*** Information provided ***

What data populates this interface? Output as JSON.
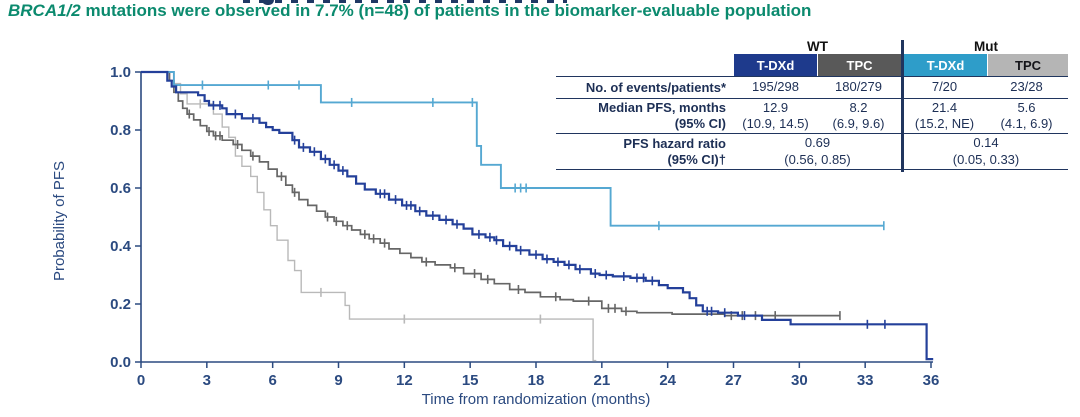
{
  "subtitle": {
    "gene": "BRCA1/2",
    "rest": " mutations were observed in 7.7% (n=48) of patients in the biomarker-evaluable population",
    "color": "#0b8a6e"
  },
  "table": {
    "groups": [
      {
        "label": "WT"
      },
      {
        "label": "Mut"
      }
    ],
    "columns": [
      {
        "label": "T-DXd",
        "bg": "#1e3a8c",
        "fg": "#ffffff"
      },
      {
        "label": "TPC",
        "bg": "#595959",
        "fg": "#ffffff"
      },
      {
        "label": "T-DXd",
        "bg": "#2e9dc9",
        "fg": "#ffffff"
      },
      {
        "label": "TPC",
        "bg": "#b5b5b5",
        "fg": "#15151a"
      }
    ],
    "rows": {
      "events": {
        "label": "No. of events/patients*",
        "values": [
          "195/298",
          "180/279",
          "7/20",
          "23/28"
        ]
      },
      "median": {
        "label": "Median PFS, months",
        "label2": "(95% CI)",
        "values": [
          "12.9",
          "8.2",
          "21.4",
          "5.6"
        ],
        "values2": [
          "(10.9, 14.5)",
          "(6.9, 9.6)",
          "(15.2, NE)",
          "(4.1, 6.9)"
        ]
      },
      "hr": {
        "label": "PFS hazard ratio",
        "label2": "(95% CI)†",
        "values": [
          "0.69",
          "0.14"
        ],
        "values2": [
          "(0.56, 0.85)",
          "(0.05, 0.33)"
        ]
      }
    }
  },
  "chart_data": {
    "type": "line",
    "subtype": "kaplan-meier-step",
    "title": "",
    "xlabel": "Time from randomization (months)",
    "ylabel": "Probability of PFS",
    "xlim": [
      0,
      36
    ],
    "ylim": [
      0.0,
      1.0
    ],
    "xticks": [
      0,
      3,
      6,
      9,
      12,
      15,
      18,
      21,
      24,
      27,
      30,
      33,
      36
    ],
    "yticks": [
      0.0,
      0.2,
      0.4,
      0.6,
      0.8,
      1.0
    ],
    "grid": false,
    "legend_position": "none (table acts as legend)",
    "axis_color": "#2b4a80",
    "series": [
      {
        "name": "TPC (Mut)",
        "color": "#b9b9b9",
        "width": 1.4,
        "points": [
          [
            0,
            1
          ],
          [
            1.5,
            0.96
          ],
          [
            1.8,
            0.925
          ],
          [
            2.1,
            0.89
          ],
          [
            3.3,
            0.855
          ],
          [
            3.7,
            0.81
          ],
          [
            4.0,
            0.775
          ],
          [
            4.3,
            0.71
          ],
          [
            4.6,
            0.675
          ],
          [
            5.0,
            0.64
          ],
          [
            5.3,
            0.585
          ],
          [
            5.6,
            0.525
          ],
          [
            5.9,
            0.47
          ],
          [
            6.2,
            0.42
          ],
          [
            6.7,
            0.35
          ],
          [
            7.0,
            0.315
          ],
          [
            7.3,
            0.24
          ],
          [
            9.3,
            0.195
          ],
          [
            9.5,
            0.148
          ],
          [
            20.6,
            0.005
          ],
          [
            20.75,
            0.005
          ]
        ],
        "censors": [
          [
            2.7,
            0.89
          ],
          [
            8.2,
            0.24
          ],
          [
            12.0,
            0.148
          ],
          [
            18.2,
            0.148
          ]
        ]
      },
      {
        "name": "TPC (WT)",
        "color": "#666666",
        "width": 1.7,
        "points": [
          [
            0,
            1
          ],
          [
            1.3,
            0.97
          ],
          [
            1.5,
            0.93
          ],
          [
            1.7,
            0.9
          ],
          [
            1.9,
            0.875
          ],
          [
            2.1,
            0.855
          ],
          [
            2.4,
            0.835
          ],
          [
            2.7,
            0.815
          ],
          [
            3.0,
            0.795
          ],
          [
            3.3,
            0.78
          ],
          [
            3.7,
            0.765
          ],
          [
            4.2,
            0.75
          ],
          [
            4.6,
            0.73
          ],
          [
            5.0,
            0.71
          ],
          [
            5.4,
            0.69
          ],
          [
            5.8,
            0.665
          ],
          [
            6.2,
            0.64
          ],
          [
            6.6,
            0.61
          ],
          [
            6.9,
            0.585
          ],
          [
            7.2,
            0.56
          ],
          [
            7.6,
            0.54
          ],
          [
            8.0,
            0.52
          ],
          [
            8.4,
            0.5
          ],
          [
            8.8,
            0.485
          ],
          [
            9.2,
            0.47
          ],
          [
            9.6,
            0.455
          ],
          [
            10.0,
            0.44
          ],
          [
            10.4,
            0.425
          ],
          [
            10.9,
            0.41
          ],
          [
            11.3,
            0.39
          ],
          [
            11.8,
            0.375
          ],
          [
            12.3,
            0.36
          ],
          [
            12.8,
            0.345
          ],
          [
            13.4,
            0.335
          ],
          [
            14.1,
            0.325
          ],
          [
            14.7,
            0.305
          ],
          [
            15.5,
            0.285
          ],
          [
            16.1,
            0.27
          ],
          [
            16.8,
            0.25
          ],
          [
            17.5,
            0.24
          ],
          [
            18.2,
            0.225
          ],
          [
            19.1,
            0.215
          ],
          [
            19.7,
            0.21
          ],
          [
            21.0,
            0.185
          ],
          [
            21.9,
            0.175
          ],
          [
            22.6,
            0.17
          ],
          [
            24.2,
            0.165
          ],
          [
            26.6,
            0.16
          ],
          [
            31.85,
            0.16
          ]
        ],
        "censors": [
          [
            2.2,
            0.855
          ],
          [
            3.1,
            0.795
          ],
          [
            3.4,
            0.78
          ],
          [
            3.6,
            0.78
          ],
          [
            4.4,
            0.75
          ],
          [
            5.1,
            0.71
          ],
          [
            6.4,
            0.64
          ],
          [
            7.0,
            0.585
          ],
          [
            8.5,
            0.5
          ],
          [
            8.9,
            0.485
          ],
          [
            9.4,
            0.47
          ],
          [
            10.2,
            0.44
          ],
          [
            10.6,
            0.425
          ],
          [
            11.1,
            0.41
          ],
          [
            13.0,
            0.345
          ],
          [
            14.3,
            0.325
          ],
          [
            15.2,
            0.305
          ],
          [
            15.8,
            0.285
          ],
          [
            17.2,
            0.25
          ],
          [
            18.9,
            0.225
          ],
          [
            20.4,
            0.21
          ],
          [
            21.3,
            0.185
          ],
          [
            21.6,
            0.185
          ],
          [
            22.1,
            0.175
          ],
          [
            26.9,
            0.16
          ],
          [
            27.4,
            0.16
          ],
          [
            28.0,
            0.16
          ],
          [
            28.9,
            0.16
          ],
          [
            31.85,
            0.16
          ]
        ]
      },
      {
        "name": "T-DXd (Mut)",
        "color": "#55a8d2",
        "width": 1.9,
        "points": [
          [
            0,
            1
          ],
          [
            1.5,
            0.955
          ],
          [
            8.2,
            0.895
          ],
          [
            15.3,
            0.745
          ],
          [
            15.5,
            0.68
          ],
          [
            16.4,
            0.6
          ],
          [
            21.4,
            0.47
          ],
          [
            33.85,
            0.47
          ]
        ],
        "censors": [
          [
            2.8,
            0.955
          ],
          [
            5.8,
            0.955
          ],
          [
            7.2,
            0.955
          ],
          [
            9.6,
            0.895
          ],
          [
            13.3,
            0.895
          ],
          [
            15.1,
            0.895
          ],
          [
            17.05,
            0.6
          ],
          [
            17.3,
            0.6
          ],
          [
            17.55,
            0.6
          ],
          [
            23.6,
            0.47
          ],
          [
            33.85,
            0.47
          ]
        ]
      },
      {
        "name": "T-DXd (WT)",
        "color": "#24409a",
        "width": 2.2,
        "points": [
          [
            0,
            1
          ],
          [
            1.2,
            0.97
          ],
          [
            1.4,
            0.95
          ],
          [
            1.6,
            0.93
          ],
          [
            2.6,
            0.92
          ],
          [
            2.9,
            0.9
          ],
          [
            3.1,
            0.885
          ],
          [
            3.7,
            0.875
          ],
          [
            3.9,
            0.855
          ],
          [
            4.6,
            0.84
          ],
          [
            5.4,
            0.825
          ],
          [
            5.7,
            0.81
          ],
          [
            6.0,
            0.8
          ],
          [
            6.3,
            0.79
          ],
          [
            6.9,
            0.765
          ],
          [
            7.2,
            0.74
          ],
          [
            7.7,
            0.725
          ],
          [
            8.2,
            0.7
          ],
          [
            8.6,
            0.68
          ],
          [
            9.0,
            0.66
          ],
          [
            9.4,
            0.64
          ],
          [
            9.8,
            0.615
          ],
          [
            10.2,
            0.595
          ],
          [
            10.7,
            0.58
          ],
          [
            11.3,
            0.56
          ],
          [
            11.9,
            0.54
          ],
          [
            12.5,
            0.52
          ],
          [
            13.0,
            0.505
          ],
          [
            13.6,
            0.49
          ],
          [
            14.2,
            0.475
          ],
          [
            14.7,
            0.46
          ],
          [
            15.1,
            0.44
          ],
          [
            15.7,
            0.43
          ],
          [
            16.1,
            0.42
          ],
          [
            16.5,
            0.4
          ],
          [
            17.1,
            0.385
          ],
          [
            17.7,
            0.37
          ],
          [
            18.3,
            0.355
          ],
          [
            18.8,
            0.345
          ],
          [
            19.3,
            0.335
          ],
          [
            19.8,
            0.32
          ],
          [
            20.5,
            0.305
          ],
          [
            20.9,
            0.3
          ],
          [
            21.5,
            0.295
          ],
          [
            22.3,
            0.29
          ],
          [
            23.0,
            0.28
          ],
          [
            23.6,
            0.265
          ],
          [
            24.0,
            0.255
          ],
          [
            24.7,
            0.24
          ],
          [
            25.0,
            0.22
          ],
          [
            25.3,
            0.195
          ],
          [
            25.6,
            0.175
          ],
          [
            26.3,
            0.17
          ],
          [
            27.2,
            0.16
          ],
          [
            28.3,
            0.145
          ],
          [
            29.6,
            0.13
          ],
          [
            35.8,
            0.01
          ],
          [
            36.1,
            0.01
          ]
        ],
        "censors": [
          [
            3.3,
            0.885
          ],
          [
            3.6,
            0.885
          ],
          [
            4.3,
            0.855
          ],
          [
            5.1,
            0.84
          ],
          [
            7.0,
            0.765
          ],
          [
            7.4,
            0.74
          ],
          [
            7.9,
            0.725
          ],
          [
            8.4,
            0.7
          ],
          [
            8.8,
            0.68
          ],
          [
            9.2,
            0.66
          ],
          [
            10.9,
            0.58
          ],
          [
            11.1,
            0.58
          ],
          [
            11.6,
            0.56
          ],
          [
            12.1,
            0.54
          ],
          [
            12.3,
            0.54
          ],
          [
            12.7,
            0.52
          ],
          [
            13.3,
            0.505
          ],
          [
            13.9,
            0.49
          ],
          [
            14.4,
            0.475
          ],
          [
            15.4,
            0.44
          ],
          [
            15.9,
            0.43
          ],
          [
            16.2,
            0.42
          ],
          [
            16.8,
            0.4
          ],
          [
            17.3,
            0.385
          ],
          [
            18.0,
            0.37
          ],
          [
            18.5,
            0.355
          ],
          [
            19.0,
            0.345
          ],
          [
            19.5,
            0.335
          ],
          [
            20.0,
            0.32
          ],
          [
            20.7,
            0.305
          ],
          [
            21.2,
            0.3
          ],
          [
            22.0,
            0.295
          ],
          [
            22.6,
            0.29
          ],
          [
            22.9,
            0.29
          ],
          [
            23.3,
            0.28
          ],
          [
            25.8,
            0.175
          ],
          [
            26.0,
            0.175
          ],
          [
            26.6,
            0.17
          ],
          [
            27.5,
            0.16
          ],
          [
            33.1,
            0.13
          ],
          [
            33.9,
            0.13
          ]
        ]
      }
    ]
  }
}
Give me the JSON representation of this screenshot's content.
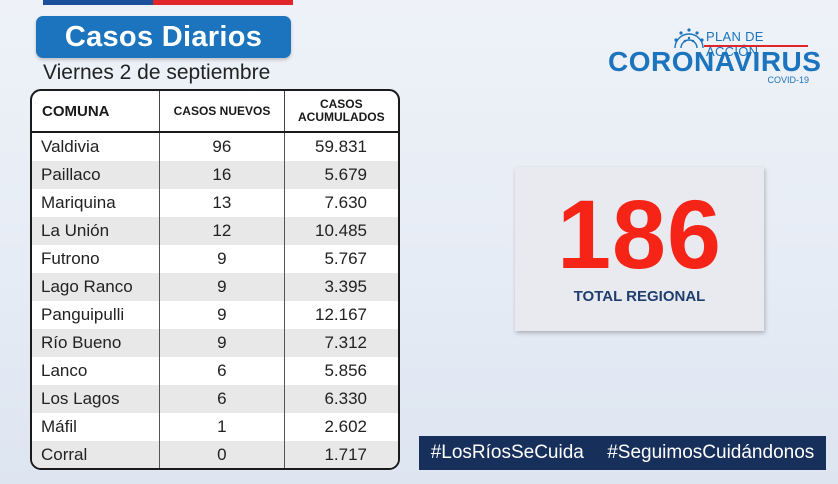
{
  "header": {
    "title": "Casos Diarios",
    "date": "Viernes 2 de septiembre"
  },
  "logo": {
    "plan": "PLAN DE ACCIÓN",
    "name": "CORONAVIRUS",
    "sub": "COVID-19"
  },
  "table": {
    "headers": {
      "comuna": "COMUNA",
      "nuevos": "CASOS NUEVOS",
      "acumulados_1": "CASOS",
      "acumulados_2": "ACUMULADOS"
    },
    "rows": [
      {
        "comuna": "Valdivia",
        "nuevos": "96",
        "acumulados": "59.831"
      },
      {
        "comuna": "Paillaco",
        "nuevos": "16",
        "acumulados": "5.679"
      },
      {
        "comuna": "Mariquina",
        "nuevos": "13",
        "acumulados": "7.630"
      },
      {
        "comuna": "La Unión",
        "nuevos": "12",
        "acumulados": "10.485"
      },
      {
        "comuna": "Futrono",
        "nuevos": "9",
        "acumulados": "5.767"
      },
      {
        "comuna": "Lago Ranco",
        "nuevos": "9",
        "acumulados": "3.395"
      },
      {
        "comuna": "Panguipulli",
        "nuevos": "9",
        "acumulados": "12.167"
      },
      {
        "comuna": "Río Bueno",
        "nuevos": "9",
        "acumulados": "7.312"
      },
      {
        "comuna": "Lanco",
        "nuevos": "6",
        "acumulados": "5.856"
      },
      {
        "comuna": "Los Lagos",
        "nuevos": "6",
        "acumulados": "6.330"
      },
      {
        "comuna": "Máfil",
        "nuevos": "1",
        "acumulados": "2.602"
      },
      {
        "comuna": "Corral",
        "nuevos": "0",
        "acumulados": "1.717"
      }
    ]
  },
  "total": {
    "value": "186",
    "label": "TOTAL REGIONAL"
  },
  "hashtags": {
    "first": "#LosRíosSeCuida",
    "second": "#SeguimosCuidándonos"
  },
  "colors": {
    "brand_blue": "#1b74bd",
    "accent_red": "#f52417",
    "navy": "#17305b"
  }
}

*** End of Information provided ***

What you are asked to do: Your response should be each line that includes the word "this", copied from the records.

Written solution:
What data populates this interface? Output as JSON.
Give me the JSON representation of this screenshot's content.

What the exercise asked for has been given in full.